[Records that describe figures]
+ + +

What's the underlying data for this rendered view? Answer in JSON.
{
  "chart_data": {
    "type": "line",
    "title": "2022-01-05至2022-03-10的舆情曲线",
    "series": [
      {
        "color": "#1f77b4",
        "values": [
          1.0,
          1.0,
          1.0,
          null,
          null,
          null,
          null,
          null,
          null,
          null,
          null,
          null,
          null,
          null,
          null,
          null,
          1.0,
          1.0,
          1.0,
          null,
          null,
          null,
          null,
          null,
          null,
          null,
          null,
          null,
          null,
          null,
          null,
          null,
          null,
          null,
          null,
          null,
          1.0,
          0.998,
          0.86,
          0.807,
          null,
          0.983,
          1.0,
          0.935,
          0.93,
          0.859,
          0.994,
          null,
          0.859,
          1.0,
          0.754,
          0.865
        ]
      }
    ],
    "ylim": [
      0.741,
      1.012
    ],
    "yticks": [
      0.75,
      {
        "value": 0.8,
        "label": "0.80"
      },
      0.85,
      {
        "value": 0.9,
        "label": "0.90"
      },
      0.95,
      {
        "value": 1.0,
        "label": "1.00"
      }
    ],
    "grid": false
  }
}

+ + +

WHAT IS EXPECTED »
Output the full listing exactly as it stands.

FINISHED TASK »
What's the underlying data for this rendered view? Answer in JSON.
{
  "chart_data": {
    "type": "line",
    "title": "2022-01-05至2022-03-10的舆情曲线",
    "series": [
      {
        "color": "#1f77b4",
        "values": [
          1.0,
          1.0,
          1.0,
          null,
          null,
          null,
          null,
          null,
          null,
          null,
          null,
          null,
          null,
          null,
          null,
          null,
          1.0,
          1.0,
          1.0,
          null,
          null,
          null,
          null,
          null,
          null,
          null,
          null,
          null,
          null,
          null,
          null,
          null,
          null,
          null,
          null,
          null,
          1.0,
          0.998,
          0.86,
          0.807,
          null,
          0.983,
          1.0,
          0.935,
          0.93,
          0.859,
          0.994,
          null,
          0.859,
          1.0,
          0.754,
          0.865
        ]
      }
    ],
    "ylim": [
      0.741,
      1.012
    ],
    "yticks": [
      0.75,
      {
        "value": 0.8,
        "label": "0.80"
      },
      0.85,
      {
        "value": 0.9,
        "label": "0.90"
      },
      0.95,
      {
        "value": 1.0,
        "label": "1.00"
      }
    ],
    "grid": false
  }
}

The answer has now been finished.